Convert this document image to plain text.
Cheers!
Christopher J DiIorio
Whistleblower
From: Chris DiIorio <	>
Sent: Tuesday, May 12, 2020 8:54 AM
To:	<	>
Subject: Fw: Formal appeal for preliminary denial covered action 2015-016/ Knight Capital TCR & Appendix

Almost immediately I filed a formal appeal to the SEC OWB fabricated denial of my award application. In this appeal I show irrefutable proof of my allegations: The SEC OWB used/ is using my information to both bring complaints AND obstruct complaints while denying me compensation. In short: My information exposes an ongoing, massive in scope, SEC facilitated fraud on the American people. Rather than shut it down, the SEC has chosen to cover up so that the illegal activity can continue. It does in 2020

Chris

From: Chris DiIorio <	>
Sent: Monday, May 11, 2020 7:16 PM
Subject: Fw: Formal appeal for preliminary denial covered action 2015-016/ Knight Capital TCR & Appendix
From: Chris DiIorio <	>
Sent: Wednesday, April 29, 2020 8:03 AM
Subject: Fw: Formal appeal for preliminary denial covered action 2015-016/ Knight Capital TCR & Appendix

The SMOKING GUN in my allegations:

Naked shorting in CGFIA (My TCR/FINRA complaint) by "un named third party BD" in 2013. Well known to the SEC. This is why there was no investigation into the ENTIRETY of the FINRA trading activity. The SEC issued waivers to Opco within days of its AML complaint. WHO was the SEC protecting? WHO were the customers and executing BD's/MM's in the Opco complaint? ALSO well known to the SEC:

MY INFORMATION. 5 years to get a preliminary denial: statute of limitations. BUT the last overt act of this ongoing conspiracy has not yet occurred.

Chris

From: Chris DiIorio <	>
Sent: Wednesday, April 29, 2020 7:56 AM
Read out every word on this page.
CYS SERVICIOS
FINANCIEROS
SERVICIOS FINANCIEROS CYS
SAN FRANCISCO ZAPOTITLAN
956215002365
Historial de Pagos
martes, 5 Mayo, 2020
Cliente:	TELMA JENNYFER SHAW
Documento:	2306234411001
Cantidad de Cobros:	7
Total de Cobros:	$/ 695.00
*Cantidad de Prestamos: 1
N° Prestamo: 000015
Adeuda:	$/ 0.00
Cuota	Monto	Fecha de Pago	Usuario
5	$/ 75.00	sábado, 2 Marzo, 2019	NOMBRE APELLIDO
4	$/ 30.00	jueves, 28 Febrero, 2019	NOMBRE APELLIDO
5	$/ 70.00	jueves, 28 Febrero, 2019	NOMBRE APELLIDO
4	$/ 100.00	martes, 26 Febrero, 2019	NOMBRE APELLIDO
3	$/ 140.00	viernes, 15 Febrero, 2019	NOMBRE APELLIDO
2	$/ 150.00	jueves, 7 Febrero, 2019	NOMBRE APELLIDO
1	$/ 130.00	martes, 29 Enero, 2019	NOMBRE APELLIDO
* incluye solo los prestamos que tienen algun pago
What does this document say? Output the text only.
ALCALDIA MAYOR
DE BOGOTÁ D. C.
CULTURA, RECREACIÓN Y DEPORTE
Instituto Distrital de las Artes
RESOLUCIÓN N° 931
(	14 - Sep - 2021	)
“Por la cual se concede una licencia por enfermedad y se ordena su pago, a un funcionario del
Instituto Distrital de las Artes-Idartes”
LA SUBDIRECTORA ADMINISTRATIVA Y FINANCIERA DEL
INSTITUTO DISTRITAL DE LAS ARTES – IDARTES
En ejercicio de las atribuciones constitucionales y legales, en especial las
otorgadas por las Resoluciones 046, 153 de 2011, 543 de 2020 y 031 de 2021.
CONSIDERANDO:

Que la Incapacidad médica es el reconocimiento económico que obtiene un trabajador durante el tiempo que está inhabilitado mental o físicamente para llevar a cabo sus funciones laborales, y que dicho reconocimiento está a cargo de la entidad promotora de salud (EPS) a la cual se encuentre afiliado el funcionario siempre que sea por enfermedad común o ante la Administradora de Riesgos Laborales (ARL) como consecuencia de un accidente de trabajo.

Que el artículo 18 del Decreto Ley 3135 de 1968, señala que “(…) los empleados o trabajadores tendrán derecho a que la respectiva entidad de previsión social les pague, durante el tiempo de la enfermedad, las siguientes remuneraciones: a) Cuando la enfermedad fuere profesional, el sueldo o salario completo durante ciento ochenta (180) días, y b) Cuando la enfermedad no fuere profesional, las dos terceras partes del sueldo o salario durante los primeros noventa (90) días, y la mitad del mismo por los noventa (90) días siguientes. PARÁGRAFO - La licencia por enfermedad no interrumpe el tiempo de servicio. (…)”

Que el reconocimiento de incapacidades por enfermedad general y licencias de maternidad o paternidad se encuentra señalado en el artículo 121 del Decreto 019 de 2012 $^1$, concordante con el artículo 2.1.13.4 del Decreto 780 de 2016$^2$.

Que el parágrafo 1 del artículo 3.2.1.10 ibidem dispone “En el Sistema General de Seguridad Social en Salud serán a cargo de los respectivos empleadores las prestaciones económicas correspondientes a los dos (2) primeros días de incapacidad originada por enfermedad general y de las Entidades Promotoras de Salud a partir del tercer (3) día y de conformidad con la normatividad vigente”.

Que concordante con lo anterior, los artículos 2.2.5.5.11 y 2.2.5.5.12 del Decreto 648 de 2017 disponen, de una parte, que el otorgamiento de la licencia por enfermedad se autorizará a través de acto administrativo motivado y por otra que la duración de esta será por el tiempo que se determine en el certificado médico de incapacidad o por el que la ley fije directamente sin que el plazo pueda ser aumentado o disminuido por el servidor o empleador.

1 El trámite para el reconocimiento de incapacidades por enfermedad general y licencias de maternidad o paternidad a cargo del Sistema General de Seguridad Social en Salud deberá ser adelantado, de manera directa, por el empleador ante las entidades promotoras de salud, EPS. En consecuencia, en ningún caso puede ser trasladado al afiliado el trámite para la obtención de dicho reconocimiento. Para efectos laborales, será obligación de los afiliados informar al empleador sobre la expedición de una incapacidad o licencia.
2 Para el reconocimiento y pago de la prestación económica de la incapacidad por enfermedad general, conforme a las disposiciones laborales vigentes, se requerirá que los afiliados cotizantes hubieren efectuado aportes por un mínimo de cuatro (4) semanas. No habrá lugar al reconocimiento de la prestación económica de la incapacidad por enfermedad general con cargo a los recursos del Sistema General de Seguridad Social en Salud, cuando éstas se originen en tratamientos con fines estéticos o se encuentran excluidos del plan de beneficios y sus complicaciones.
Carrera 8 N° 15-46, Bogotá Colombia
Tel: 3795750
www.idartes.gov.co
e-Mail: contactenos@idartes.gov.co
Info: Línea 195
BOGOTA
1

★ ★ ★

● **Objective**
Scan the material for lines with the word "cual", and copy each line you find.

● **Complete response**
“Por la cual se concede una licencia por enfermedad y se ordena su pago, a un funcionario del
Que la Incapacidad médica es el reconocimiento económico que obtiene un trabajador durante el tiempo que está inhabilitado mental o físicamente para llevar a cabo sus funciones laborales, y que dicho reconocimiento está a cargo de la entidad promotora de salud (EPS) a la cual se encuentre afiliado el funcionario siempre que sea por enfermedad común o ante la Administradora de Riesgos Laborales (ARL) como consecuencia de un accidente de trabajo.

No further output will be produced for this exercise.